Required work: Collect every line that includes the string "JSON".

(Stored records)
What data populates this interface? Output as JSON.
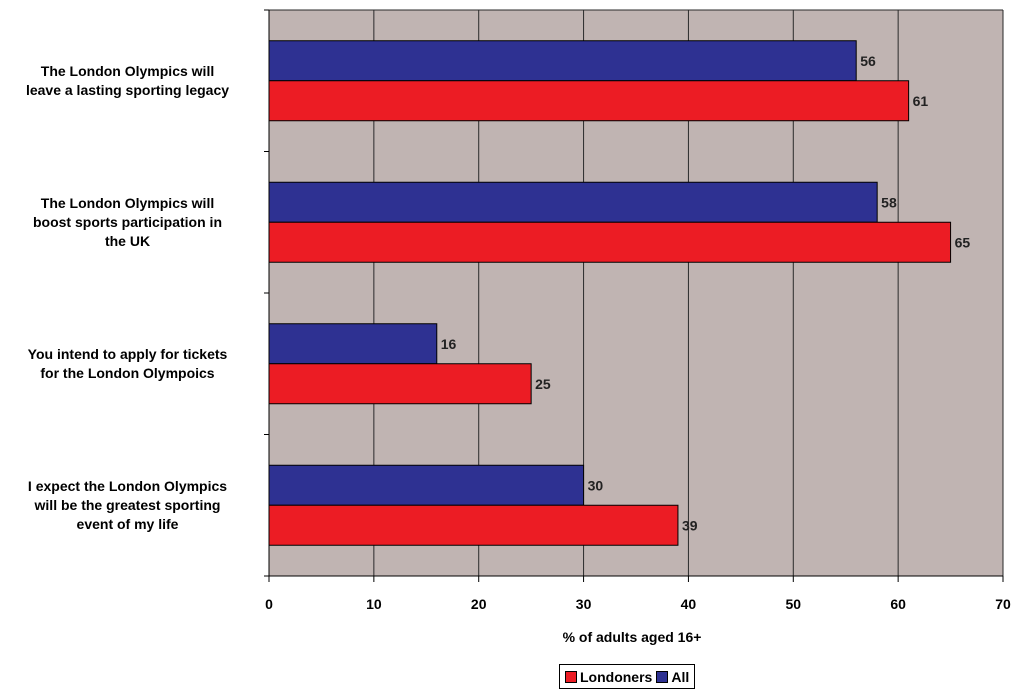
{
  "colors": {
    "plot_bg": "#c0b4b2",
    "grid": "#2a2a2a",
    "londoners": "#ec1c24",
    "all": "#2e3192",
    "text": "#000000"
  },
  "chart_data": {
    "type": "bar",
    "orientation": "horizontal",
    "categories": [
      [
        "The London Olympics will",
        "leave a lasting sporting legacy"
      ],
      [
        "The London Olympics will",
        "boost sports participation in",
        "the UK"
      ],
      [
        "You intend to apply for tickets",
        "for the London Olympoics"
      ],
      [
        "I expect the London Olympics",
        "will be the greatest sporting",
        "event of my life"
      ]
    ],
    "series": [
      {
        "name": "All",
        "color": "#2e3192",
        "values": [
          56,
          58,
          16,
          30
        ]
      },
      {
        "name": "Londoners",
        "color": "#ec1c24",
        "values": [
          61,
          65,
          25,
          39
        ]
      }
    ],
    "xlabel": "% of adults aged 16+",
    "xlim": [
      0,
      70
    ],
    "xticks": [
      "0",
      "10",
      "20",
      "30",
      "40",
      "50",
      "60",
      "70"
    ],
    "grid": true,
    "legend_position": "bottom",
    "legend": [
      "Londoners",
      "All"
    ]
  }
}
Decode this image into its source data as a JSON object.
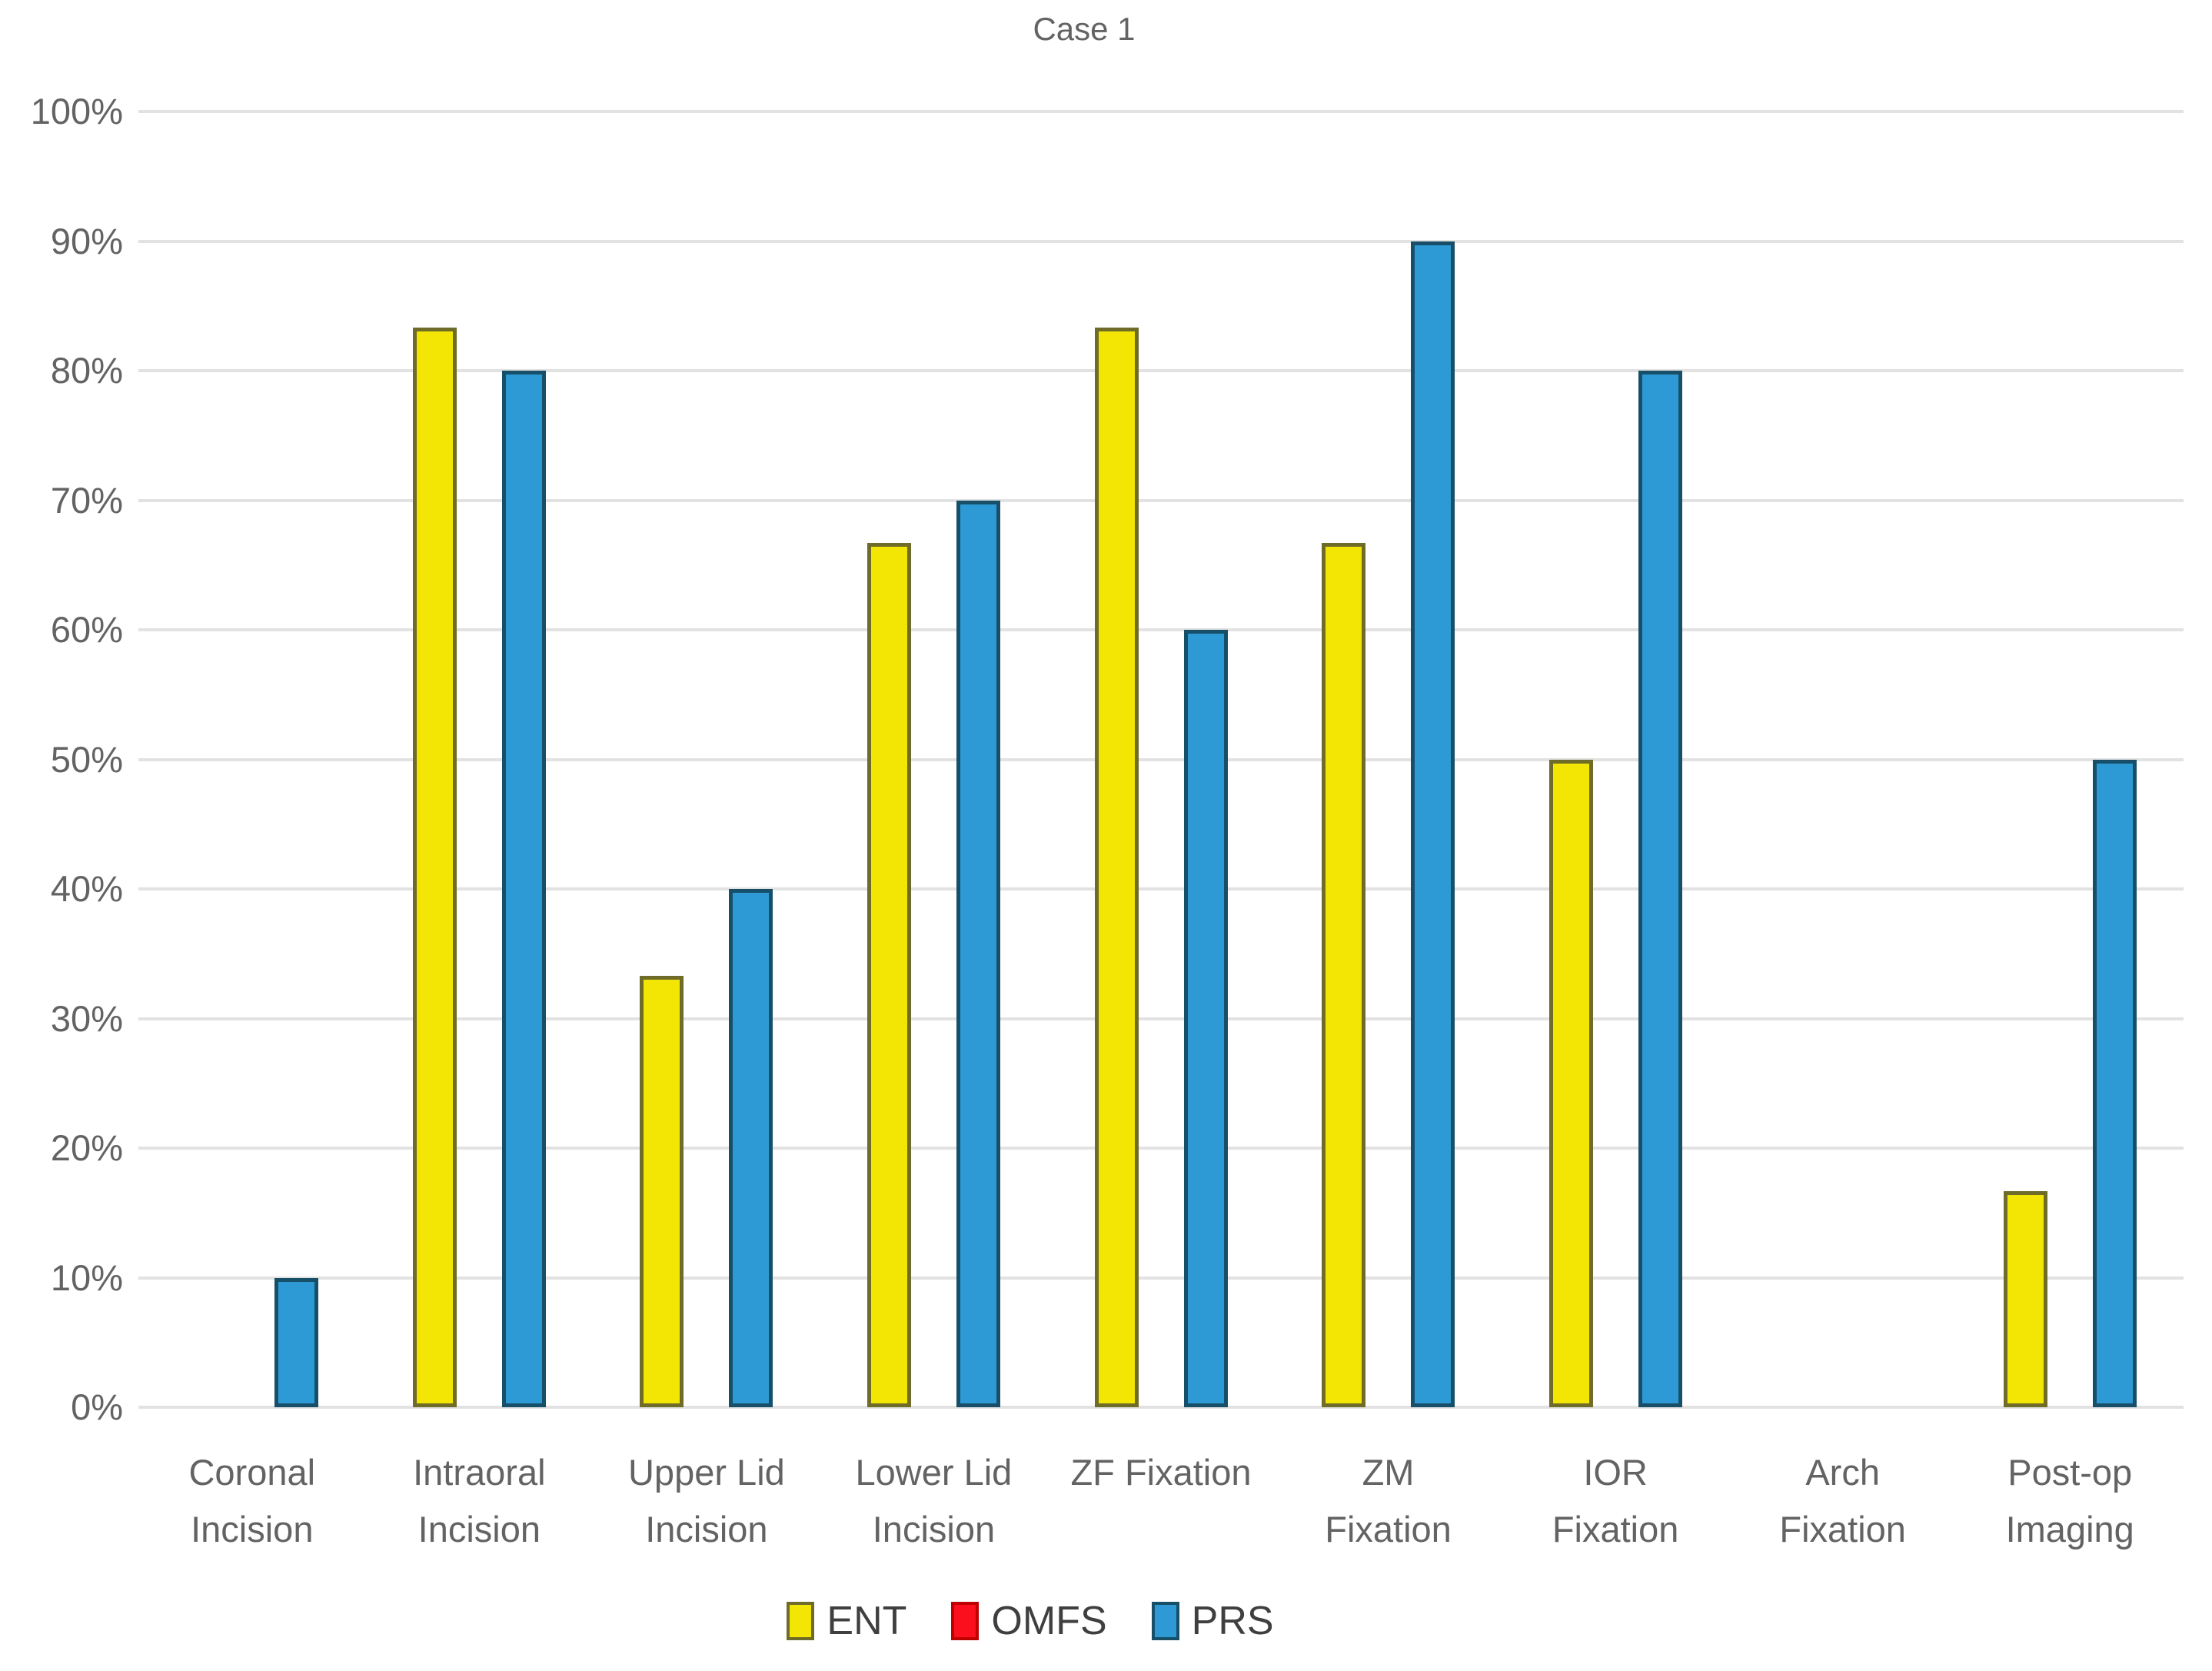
{
  "figure": {
    "background": "#FFFFFF",
    "text_color": "#636363",
    "grid_color": "#E2E2E2"
  },
  "chart_data": {
    "type": "bar",
    "title": "Case 1",
    "categories": [
      [
        "Coronal",
        "Incision"
      ],
      [
        "Intraoral",
        "Incision"
      ],
      [
        "Upper Lid",
        "Incision"
      ],
      [
        "Lower Lid",
        "Incision"
      ],
      [
        "ZF Fixation"
      ],
      [
        "ZM",
        "Fixation"
      ],
      [
        "IOR",
        "Fixation"
      ],
      [
        "Arch",
        "Fixation"
      ],
      [
        "Post-op",
        "Imaging"
      ]
    ],
    "series": [
      {
        "name": "ENT",
        "color": "#F3E604",
        "border_color": "#6F6B28",
        "values": [
          0,
          83.3,
          33.3,
          66.7,
          83.3,
          66.7,
          50,
          0,
          16.7
        ]
      },
      {
        "name": "OMFS",
        "color": "#FC0F1D",
        "border_color": "#C00000",
        "values": [
          0,
          0,
          0,
          0,
          0,
          0,
          0,
          0,
          0
        ]
      },
      {
        "name": "PRS",
        "color": "#2E9AD5",
        "border_color": "#184F68",
        "values": [
          10,
          80,
          40,
          70,
          60,
          90,
          80,
          0,
          50
        ]
      }
    ],
    "y_axis": {
      "min": 0,
      "max": 100,
      "step": 10,
      "tick_labels": [
        "100%",
        "90%",
        "80%",
        "70%",
        "60%",
        "50%",
        "40%",
        "30%",
        "20%",
        "10%",
        "0%"
      ]
    },
    "grid": true,
    "legend_position": "bottom"
  }
}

Task result:
What data populates this interface? Output as JSON.
Decode this image into its source data as a JSON object.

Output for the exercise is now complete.